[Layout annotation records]

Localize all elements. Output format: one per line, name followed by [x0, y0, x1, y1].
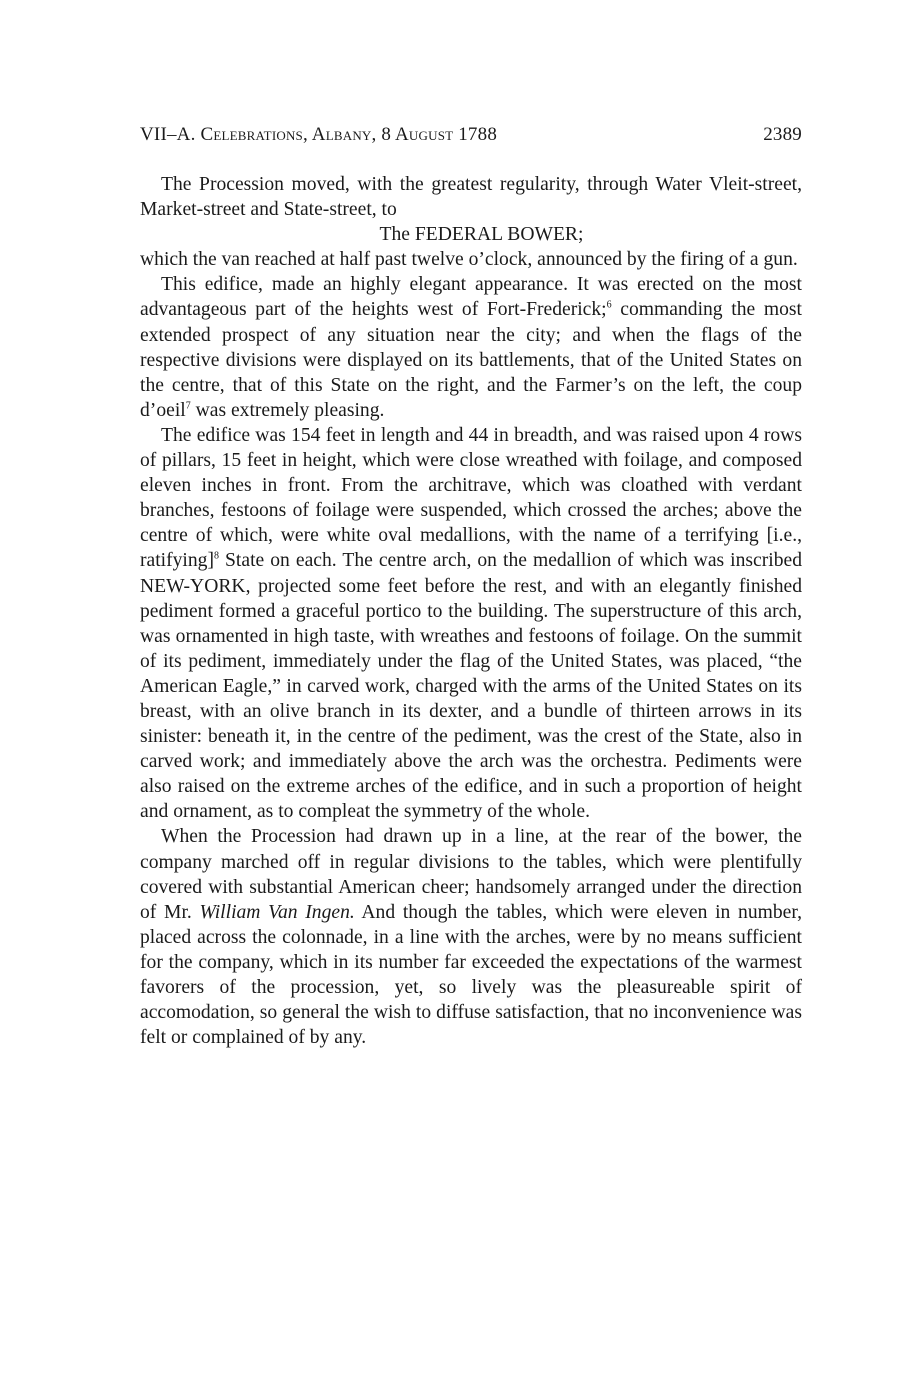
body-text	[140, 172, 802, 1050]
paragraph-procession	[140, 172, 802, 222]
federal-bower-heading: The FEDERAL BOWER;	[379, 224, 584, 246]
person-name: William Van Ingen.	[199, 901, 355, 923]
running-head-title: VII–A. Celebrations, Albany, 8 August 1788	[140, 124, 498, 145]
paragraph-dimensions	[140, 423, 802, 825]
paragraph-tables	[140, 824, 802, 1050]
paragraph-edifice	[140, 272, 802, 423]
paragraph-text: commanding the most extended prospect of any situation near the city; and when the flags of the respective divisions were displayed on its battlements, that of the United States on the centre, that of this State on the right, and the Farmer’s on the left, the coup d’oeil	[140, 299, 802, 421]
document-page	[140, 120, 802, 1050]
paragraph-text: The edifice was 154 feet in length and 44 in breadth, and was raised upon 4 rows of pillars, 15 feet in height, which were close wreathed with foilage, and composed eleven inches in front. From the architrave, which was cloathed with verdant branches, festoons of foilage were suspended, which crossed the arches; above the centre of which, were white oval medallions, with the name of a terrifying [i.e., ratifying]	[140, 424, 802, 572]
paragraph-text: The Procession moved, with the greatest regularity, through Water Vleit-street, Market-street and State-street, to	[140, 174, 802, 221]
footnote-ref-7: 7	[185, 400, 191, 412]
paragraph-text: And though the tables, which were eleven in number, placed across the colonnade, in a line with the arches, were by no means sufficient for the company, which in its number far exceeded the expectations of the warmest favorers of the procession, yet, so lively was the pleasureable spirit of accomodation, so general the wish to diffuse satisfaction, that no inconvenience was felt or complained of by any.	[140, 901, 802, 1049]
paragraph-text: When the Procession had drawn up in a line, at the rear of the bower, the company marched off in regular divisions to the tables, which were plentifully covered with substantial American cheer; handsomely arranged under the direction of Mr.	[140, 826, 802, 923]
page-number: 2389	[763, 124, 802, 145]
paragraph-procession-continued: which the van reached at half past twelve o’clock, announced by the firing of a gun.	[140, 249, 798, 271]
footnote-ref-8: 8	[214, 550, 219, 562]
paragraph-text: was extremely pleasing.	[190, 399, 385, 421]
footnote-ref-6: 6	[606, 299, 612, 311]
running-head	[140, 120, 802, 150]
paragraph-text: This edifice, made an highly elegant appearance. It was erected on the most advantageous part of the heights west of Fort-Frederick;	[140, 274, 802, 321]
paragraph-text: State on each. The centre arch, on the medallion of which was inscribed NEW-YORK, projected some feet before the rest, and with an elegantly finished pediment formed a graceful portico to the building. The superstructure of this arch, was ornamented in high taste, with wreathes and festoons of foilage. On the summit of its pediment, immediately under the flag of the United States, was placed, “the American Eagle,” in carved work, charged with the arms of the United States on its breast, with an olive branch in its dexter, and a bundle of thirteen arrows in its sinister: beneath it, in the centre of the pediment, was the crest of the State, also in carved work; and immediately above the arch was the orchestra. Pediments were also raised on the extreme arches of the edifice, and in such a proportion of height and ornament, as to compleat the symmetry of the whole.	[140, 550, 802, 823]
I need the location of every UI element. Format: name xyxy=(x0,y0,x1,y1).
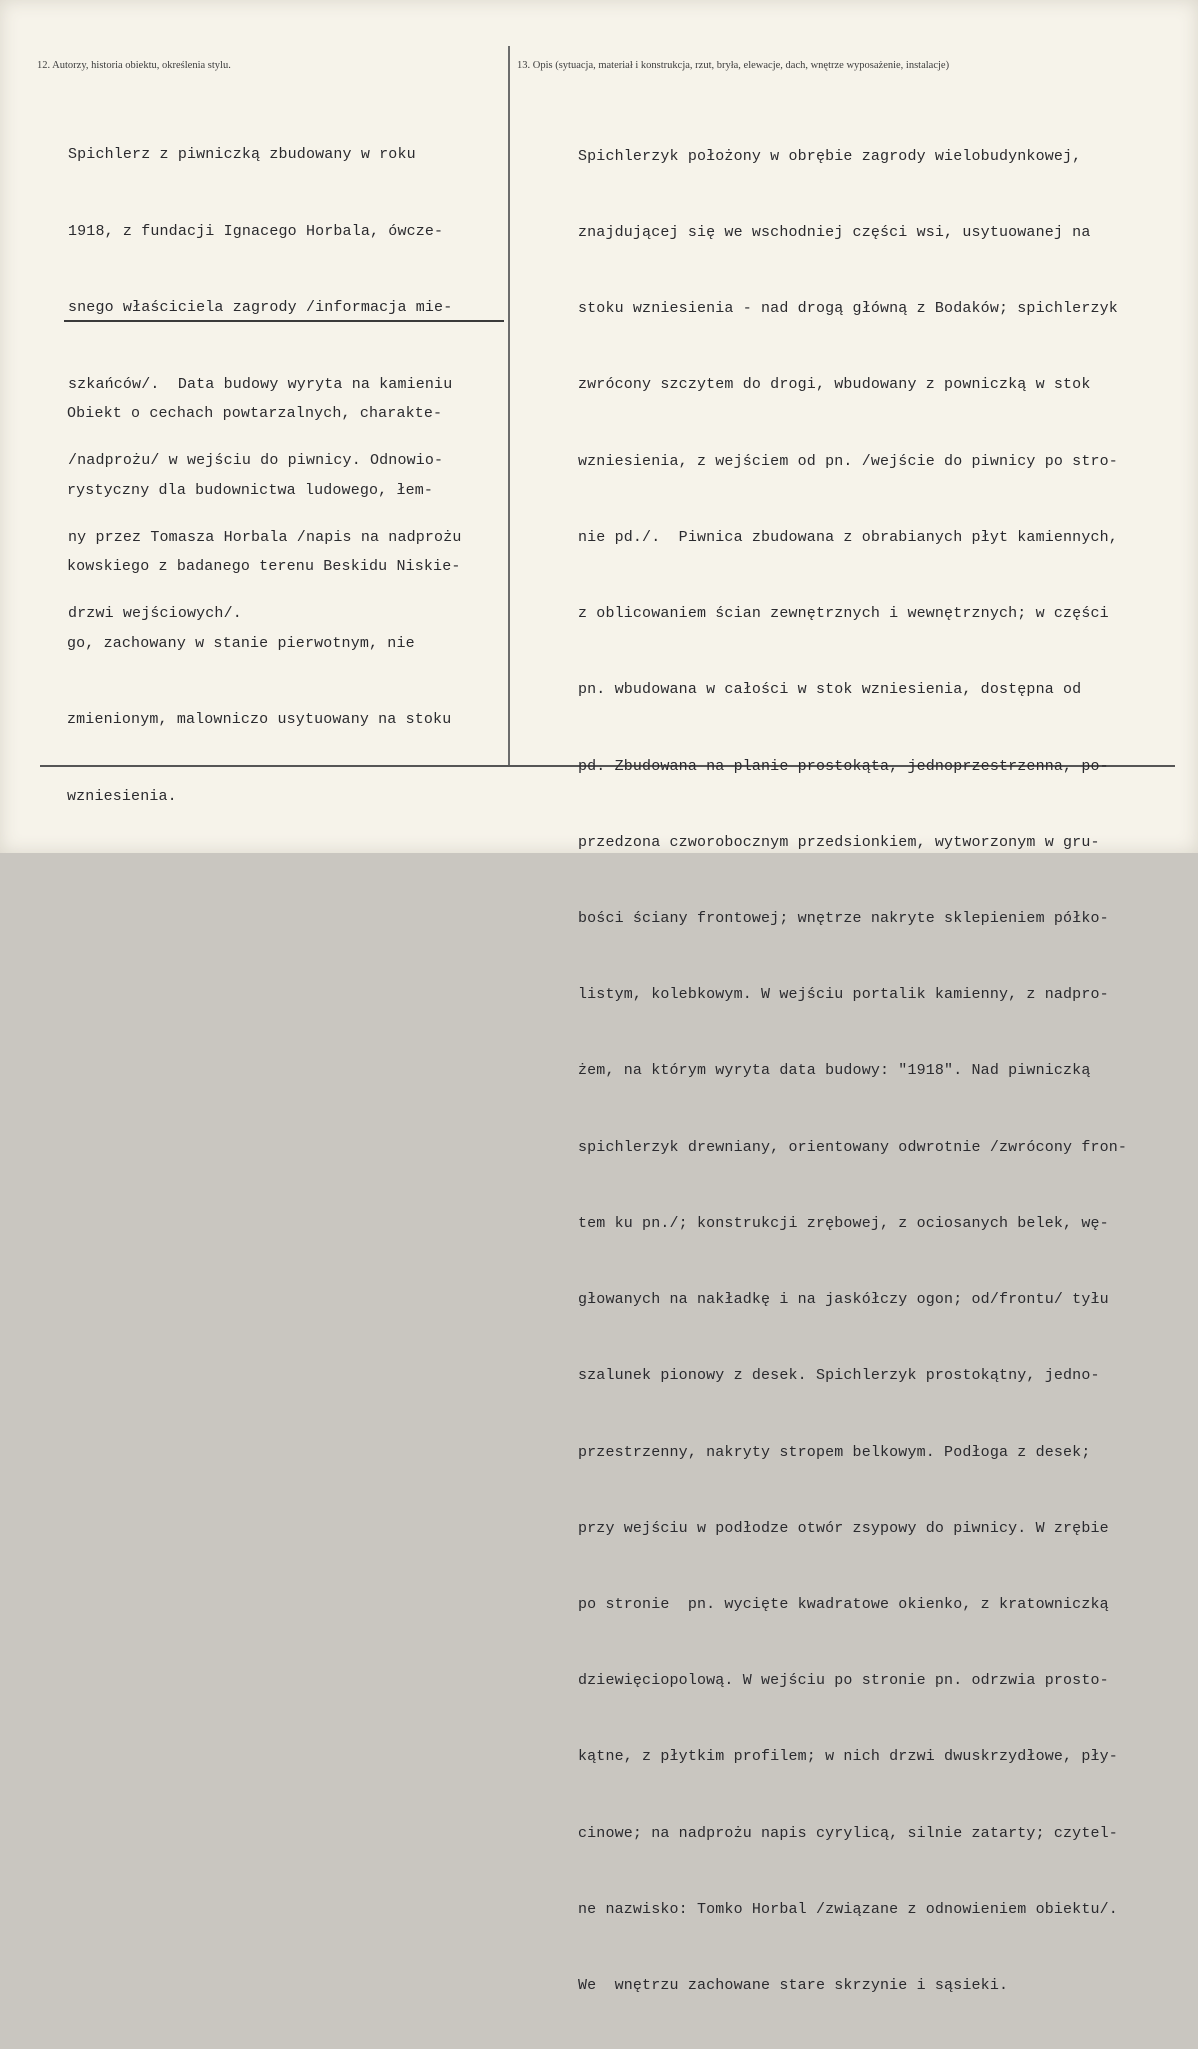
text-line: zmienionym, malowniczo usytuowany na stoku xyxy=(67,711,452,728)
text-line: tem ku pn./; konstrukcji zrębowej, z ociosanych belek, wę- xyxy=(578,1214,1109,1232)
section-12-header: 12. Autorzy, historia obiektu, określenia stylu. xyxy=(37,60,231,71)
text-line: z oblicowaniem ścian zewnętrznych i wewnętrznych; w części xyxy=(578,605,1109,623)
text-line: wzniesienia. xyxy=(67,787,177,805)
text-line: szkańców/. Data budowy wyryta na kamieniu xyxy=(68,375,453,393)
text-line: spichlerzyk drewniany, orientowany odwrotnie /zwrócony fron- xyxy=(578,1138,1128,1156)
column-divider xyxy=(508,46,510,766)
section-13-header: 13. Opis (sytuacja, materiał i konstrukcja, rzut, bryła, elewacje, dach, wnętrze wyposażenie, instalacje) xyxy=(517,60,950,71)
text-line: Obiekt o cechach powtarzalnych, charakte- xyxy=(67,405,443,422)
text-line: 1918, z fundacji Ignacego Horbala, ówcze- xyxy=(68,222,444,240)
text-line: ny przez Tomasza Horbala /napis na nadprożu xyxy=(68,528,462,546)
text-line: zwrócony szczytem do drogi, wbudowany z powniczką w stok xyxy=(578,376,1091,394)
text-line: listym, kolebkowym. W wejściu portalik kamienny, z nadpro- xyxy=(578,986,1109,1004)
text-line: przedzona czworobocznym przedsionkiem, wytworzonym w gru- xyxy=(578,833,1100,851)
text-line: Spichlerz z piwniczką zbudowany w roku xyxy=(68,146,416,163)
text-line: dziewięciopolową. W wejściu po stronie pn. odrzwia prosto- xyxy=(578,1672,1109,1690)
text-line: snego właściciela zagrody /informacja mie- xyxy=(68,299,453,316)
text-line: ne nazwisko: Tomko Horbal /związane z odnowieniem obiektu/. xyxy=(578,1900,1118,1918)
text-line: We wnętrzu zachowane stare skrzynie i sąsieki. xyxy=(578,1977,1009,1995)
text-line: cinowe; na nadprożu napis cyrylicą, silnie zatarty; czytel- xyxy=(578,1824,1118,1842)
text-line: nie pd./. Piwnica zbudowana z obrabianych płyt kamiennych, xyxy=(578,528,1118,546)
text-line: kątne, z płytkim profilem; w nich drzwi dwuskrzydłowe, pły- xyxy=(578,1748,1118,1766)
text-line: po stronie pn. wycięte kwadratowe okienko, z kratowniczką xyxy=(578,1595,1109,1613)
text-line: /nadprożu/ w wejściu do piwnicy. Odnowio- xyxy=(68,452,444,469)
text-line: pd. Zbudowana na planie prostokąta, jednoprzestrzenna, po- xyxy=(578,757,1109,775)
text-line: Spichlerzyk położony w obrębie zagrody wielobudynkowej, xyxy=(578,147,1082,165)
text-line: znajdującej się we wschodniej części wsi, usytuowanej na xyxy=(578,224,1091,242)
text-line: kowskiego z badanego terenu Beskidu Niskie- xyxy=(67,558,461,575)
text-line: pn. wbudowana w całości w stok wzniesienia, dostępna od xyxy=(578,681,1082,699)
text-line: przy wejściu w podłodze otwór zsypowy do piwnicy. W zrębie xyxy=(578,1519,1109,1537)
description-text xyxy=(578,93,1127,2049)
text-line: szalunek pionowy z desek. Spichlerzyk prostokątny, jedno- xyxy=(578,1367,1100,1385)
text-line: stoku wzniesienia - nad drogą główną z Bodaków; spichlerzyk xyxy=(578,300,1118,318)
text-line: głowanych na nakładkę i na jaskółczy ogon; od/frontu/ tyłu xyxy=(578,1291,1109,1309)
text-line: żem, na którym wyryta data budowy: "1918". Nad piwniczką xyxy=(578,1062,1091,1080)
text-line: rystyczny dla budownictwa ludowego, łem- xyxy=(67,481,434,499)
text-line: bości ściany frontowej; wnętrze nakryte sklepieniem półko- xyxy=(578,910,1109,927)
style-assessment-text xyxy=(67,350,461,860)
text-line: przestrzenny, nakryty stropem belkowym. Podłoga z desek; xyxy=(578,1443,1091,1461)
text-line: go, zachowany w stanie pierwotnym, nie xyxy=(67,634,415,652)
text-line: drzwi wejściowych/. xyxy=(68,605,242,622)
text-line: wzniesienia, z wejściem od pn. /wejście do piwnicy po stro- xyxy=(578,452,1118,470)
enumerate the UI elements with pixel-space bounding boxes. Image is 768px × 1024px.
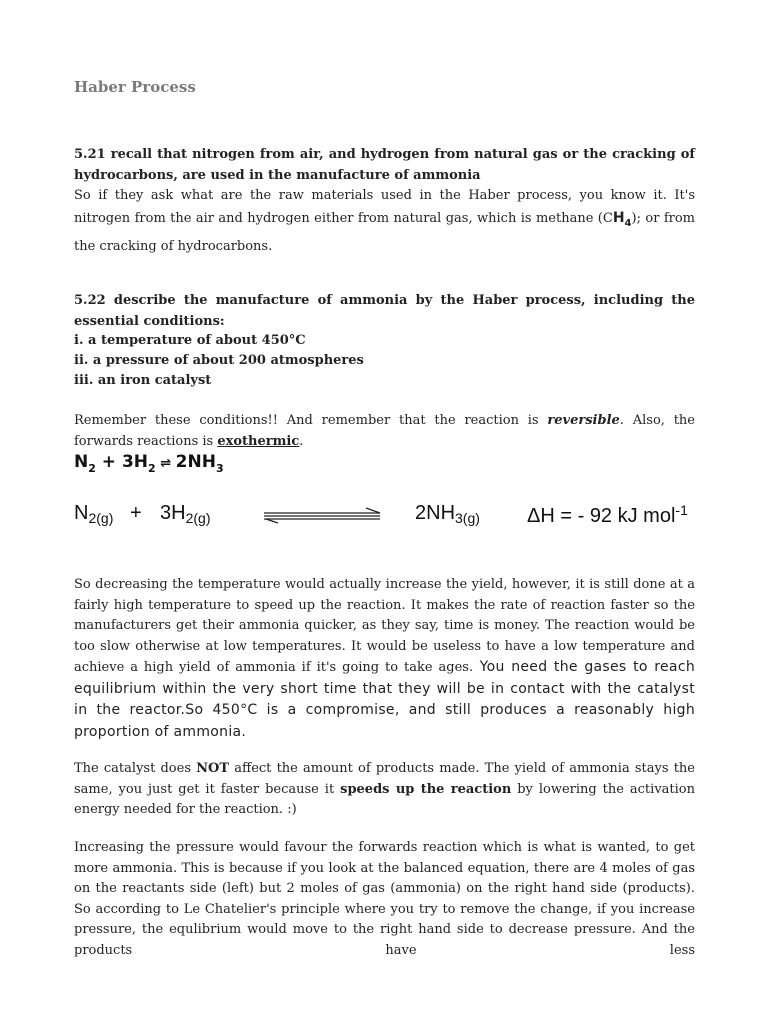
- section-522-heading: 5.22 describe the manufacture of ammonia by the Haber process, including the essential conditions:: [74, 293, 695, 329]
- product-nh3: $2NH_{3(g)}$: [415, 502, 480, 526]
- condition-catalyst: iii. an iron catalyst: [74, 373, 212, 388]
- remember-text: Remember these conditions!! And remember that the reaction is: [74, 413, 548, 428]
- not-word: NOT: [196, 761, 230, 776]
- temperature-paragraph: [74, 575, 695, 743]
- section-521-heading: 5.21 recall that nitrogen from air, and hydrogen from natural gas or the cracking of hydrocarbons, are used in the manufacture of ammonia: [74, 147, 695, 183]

_What is expected:_
Reproduce the lines of the material above exactly, beginning with the line that contains "- section-522-heading: 5.22" and ending with the line that contains "- temperature-paragraph: [74, 575, 695, 743]", both included.

_Task answer:_
- section-522-heading: 5.22 describe the manufacture of ammonia by the Haber process, including the essential conditions:: [74, 293, 695, 329]
- product-nh3: $2NH_{3(g)}$: [415, 502, 480, 526]
- condition-catalyst: iii. an iron catalyst: [74, 373, 212, 388]
- remember-text: Remember these conditions!! And remember that the reaction is: [74, 413, 548, 428]
- not-word: NOT: [196, 761, 230, 776]
- temperature-paragraph: [74, 575, 695, 743]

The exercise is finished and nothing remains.